Copy out the records word for word, from the start of the records through the line that contains "delete-media-button[interactable] [252, 1214, 304, 1266]", inclusive, and nothing else.
***
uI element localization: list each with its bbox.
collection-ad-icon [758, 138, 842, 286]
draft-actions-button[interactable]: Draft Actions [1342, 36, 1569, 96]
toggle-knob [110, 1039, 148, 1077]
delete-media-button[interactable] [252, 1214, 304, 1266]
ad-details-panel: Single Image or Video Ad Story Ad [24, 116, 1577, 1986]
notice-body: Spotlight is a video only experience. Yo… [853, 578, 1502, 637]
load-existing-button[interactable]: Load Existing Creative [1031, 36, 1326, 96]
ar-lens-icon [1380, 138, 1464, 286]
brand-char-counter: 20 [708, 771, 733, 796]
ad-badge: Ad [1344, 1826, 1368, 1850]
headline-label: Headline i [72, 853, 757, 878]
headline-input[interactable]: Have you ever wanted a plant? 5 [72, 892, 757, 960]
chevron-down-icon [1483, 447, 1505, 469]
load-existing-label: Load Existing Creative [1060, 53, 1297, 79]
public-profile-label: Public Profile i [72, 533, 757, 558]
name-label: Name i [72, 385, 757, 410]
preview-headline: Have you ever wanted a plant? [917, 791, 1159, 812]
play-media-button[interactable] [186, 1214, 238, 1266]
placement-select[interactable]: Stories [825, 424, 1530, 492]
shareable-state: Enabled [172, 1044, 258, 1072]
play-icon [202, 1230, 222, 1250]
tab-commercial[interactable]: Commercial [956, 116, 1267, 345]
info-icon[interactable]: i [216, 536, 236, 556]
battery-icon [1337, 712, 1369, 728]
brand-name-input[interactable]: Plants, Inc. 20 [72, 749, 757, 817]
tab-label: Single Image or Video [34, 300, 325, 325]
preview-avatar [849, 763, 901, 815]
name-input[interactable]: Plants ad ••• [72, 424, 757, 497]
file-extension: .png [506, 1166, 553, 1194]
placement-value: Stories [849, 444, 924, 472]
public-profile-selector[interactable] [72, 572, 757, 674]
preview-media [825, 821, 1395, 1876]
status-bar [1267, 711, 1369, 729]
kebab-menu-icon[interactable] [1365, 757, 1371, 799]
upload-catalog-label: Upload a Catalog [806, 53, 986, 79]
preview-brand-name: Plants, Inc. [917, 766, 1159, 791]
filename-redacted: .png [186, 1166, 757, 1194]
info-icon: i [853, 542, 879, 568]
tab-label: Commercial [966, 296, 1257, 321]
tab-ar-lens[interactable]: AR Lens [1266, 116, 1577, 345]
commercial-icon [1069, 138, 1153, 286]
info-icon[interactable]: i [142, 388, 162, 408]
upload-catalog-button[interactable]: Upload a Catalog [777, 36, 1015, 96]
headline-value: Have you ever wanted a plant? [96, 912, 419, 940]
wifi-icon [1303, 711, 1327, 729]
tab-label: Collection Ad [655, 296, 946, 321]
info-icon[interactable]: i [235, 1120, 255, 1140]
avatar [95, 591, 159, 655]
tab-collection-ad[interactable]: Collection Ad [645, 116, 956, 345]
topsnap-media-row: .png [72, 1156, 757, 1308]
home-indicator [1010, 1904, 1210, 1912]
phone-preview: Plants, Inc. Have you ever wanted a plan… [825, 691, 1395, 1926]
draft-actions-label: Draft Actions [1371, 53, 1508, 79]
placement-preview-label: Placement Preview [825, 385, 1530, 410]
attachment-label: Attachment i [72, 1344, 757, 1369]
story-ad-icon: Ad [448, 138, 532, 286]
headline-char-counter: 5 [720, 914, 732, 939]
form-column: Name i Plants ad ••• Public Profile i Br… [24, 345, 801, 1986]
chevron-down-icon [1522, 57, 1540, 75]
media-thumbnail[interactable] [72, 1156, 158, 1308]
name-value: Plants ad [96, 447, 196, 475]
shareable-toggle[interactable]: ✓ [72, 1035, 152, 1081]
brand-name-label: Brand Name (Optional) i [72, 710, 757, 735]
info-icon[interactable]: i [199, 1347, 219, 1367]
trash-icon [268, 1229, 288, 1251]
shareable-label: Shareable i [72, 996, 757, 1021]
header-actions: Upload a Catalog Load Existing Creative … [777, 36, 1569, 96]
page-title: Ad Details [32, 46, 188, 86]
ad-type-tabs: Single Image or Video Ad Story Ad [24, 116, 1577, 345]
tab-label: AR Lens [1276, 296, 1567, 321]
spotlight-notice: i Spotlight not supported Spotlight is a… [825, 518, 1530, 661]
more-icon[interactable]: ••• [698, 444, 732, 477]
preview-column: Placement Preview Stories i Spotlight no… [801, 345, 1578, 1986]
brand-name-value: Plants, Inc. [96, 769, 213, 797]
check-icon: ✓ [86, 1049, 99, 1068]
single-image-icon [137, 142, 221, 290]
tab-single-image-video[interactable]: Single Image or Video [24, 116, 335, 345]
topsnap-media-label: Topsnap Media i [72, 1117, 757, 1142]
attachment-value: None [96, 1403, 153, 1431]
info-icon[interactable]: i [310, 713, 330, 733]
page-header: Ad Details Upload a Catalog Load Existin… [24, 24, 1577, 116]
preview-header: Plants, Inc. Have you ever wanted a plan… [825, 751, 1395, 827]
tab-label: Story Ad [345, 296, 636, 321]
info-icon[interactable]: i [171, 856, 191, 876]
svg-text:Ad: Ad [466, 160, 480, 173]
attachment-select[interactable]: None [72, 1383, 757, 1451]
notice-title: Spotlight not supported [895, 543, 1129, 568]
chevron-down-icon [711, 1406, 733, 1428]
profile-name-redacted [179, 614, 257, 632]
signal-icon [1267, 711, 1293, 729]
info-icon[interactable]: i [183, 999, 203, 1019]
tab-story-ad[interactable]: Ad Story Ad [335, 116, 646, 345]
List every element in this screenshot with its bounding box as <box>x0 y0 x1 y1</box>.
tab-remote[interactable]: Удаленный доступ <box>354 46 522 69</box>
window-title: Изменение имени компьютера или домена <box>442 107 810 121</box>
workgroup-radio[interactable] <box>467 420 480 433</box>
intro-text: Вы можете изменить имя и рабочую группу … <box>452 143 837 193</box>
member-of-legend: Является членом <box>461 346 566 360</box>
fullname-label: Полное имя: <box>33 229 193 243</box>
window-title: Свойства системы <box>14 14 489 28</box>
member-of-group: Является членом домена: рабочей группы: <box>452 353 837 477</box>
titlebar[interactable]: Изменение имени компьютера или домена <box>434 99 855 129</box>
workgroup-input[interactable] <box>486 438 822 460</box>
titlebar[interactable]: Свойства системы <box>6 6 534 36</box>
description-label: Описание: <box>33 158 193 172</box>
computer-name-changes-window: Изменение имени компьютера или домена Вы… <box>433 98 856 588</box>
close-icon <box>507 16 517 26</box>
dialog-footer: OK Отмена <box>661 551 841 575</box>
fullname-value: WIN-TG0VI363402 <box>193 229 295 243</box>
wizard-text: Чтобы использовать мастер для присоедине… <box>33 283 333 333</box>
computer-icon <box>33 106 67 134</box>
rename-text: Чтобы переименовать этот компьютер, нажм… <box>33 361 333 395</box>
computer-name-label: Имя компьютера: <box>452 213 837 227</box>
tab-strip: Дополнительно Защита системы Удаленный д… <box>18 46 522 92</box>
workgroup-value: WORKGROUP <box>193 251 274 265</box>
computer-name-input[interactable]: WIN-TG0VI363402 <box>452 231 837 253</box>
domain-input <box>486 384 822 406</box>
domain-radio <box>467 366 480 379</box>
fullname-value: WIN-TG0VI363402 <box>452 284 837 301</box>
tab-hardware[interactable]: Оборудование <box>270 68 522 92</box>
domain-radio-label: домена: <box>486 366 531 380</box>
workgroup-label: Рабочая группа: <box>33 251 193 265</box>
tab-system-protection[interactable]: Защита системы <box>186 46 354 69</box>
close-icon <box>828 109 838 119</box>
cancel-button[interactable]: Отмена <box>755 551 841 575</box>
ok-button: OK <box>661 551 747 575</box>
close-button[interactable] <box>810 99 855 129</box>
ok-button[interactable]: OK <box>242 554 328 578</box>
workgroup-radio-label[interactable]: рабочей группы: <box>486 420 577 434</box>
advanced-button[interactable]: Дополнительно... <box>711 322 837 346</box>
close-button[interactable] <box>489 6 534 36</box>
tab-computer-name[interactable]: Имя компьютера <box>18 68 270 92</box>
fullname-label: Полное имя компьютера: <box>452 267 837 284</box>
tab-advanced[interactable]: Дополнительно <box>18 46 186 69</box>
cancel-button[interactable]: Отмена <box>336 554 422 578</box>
***
**The reply:**
uI element localization: list each with its bbox.
collection-ad-icon [758, 138, 842, 286]
draft-actions-button[interactable]: Draft Actions [1342, 36, 1569, 96]
toggle-knob [110, 1039, 148, 1077]
delete-media-button[interactable] [252, 1214, 304, 1266]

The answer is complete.